What is required: Transcribe the records that follow exactly. Skip the pictures.

— START OF Provided data —

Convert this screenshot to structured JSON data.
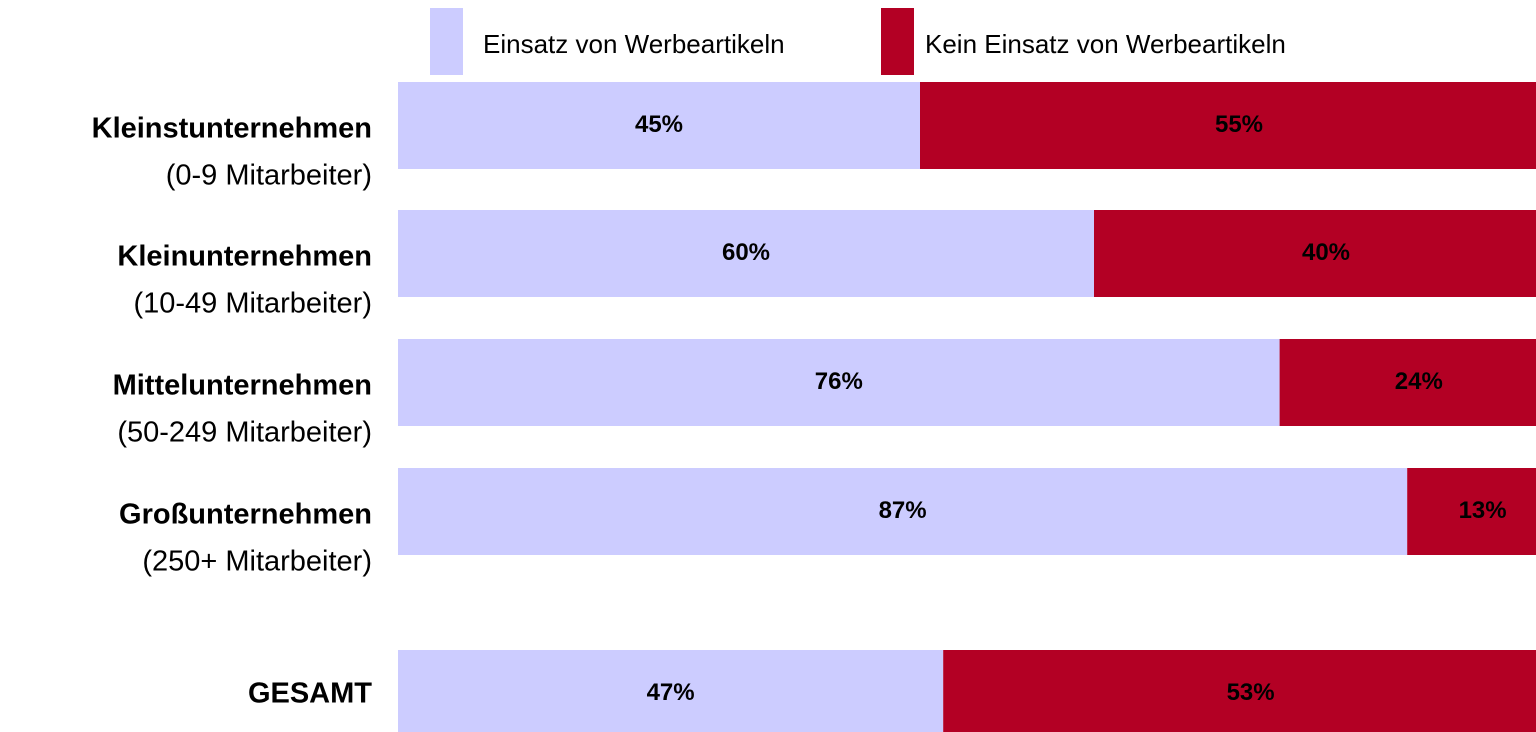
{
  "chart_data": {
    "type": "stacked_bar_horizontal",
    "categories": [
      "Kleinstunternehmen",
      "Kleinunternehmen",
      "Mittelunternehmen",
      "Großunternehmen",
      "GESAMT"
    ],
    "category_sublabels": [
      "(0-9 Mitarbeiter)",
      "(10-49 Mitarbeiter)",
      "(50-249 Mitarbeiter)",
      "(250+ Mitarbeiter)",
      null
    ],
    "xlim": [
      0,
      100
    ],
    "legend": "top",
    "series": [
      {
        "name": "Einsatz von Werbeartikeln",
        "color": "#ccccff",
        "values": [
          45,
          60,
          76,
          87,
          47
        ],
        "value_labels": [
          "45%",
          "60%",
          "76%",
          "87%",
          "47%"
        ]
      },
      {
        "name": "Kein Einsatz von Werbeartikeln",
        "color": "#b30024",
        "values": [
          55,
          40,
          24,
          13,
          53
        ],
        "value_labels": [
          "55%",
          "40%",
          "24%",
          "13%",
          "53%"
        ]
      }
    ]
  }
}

— END OF Provided data —

Result of this exercise:
Convert this screenshot to structured JSON data.
{
  "chart_data": {
    "type": "stacked_bar_horizontal",
    "categories": [
      "Kleinstunternehmen",
      "Kleinunternehmen",
      "Mittelunternehmen",
      "Großunternehmen",
      "GESAMT"
    ],
    "category_sublabels": [
      "(0-9 Mitarbeiter)",
      "(10-49 Mitarbeiter)",
      "(50-249 Mitarbeiter)",
      "(250+ Mitarbeiter)",
      null
    ],
    "xlim": [
      0,
      100
    ],
    "legend": "top",
    "series": [
      {
        "name": "Einsatz von Werbeartikeln",
        "color": "#ccccff",
        "values": [
          45,
          60,
          76,
          87,
          47
        ],
        "value_labels": [
          "45%",
          "60%",
          "76%",
          "87%",
          "47%"
        ]
      },
      {
        "name": "Kein Einsatz von Werbeartikeln",
        "color": "#b30024",
        "values": [
          55,
          40,
          24,
          13,
          53
        ],
        "value_labels": [
          "55%",
          "40%",
          "24%",
          "13%",
          "53%"
        ]
      }
    ]
  }
}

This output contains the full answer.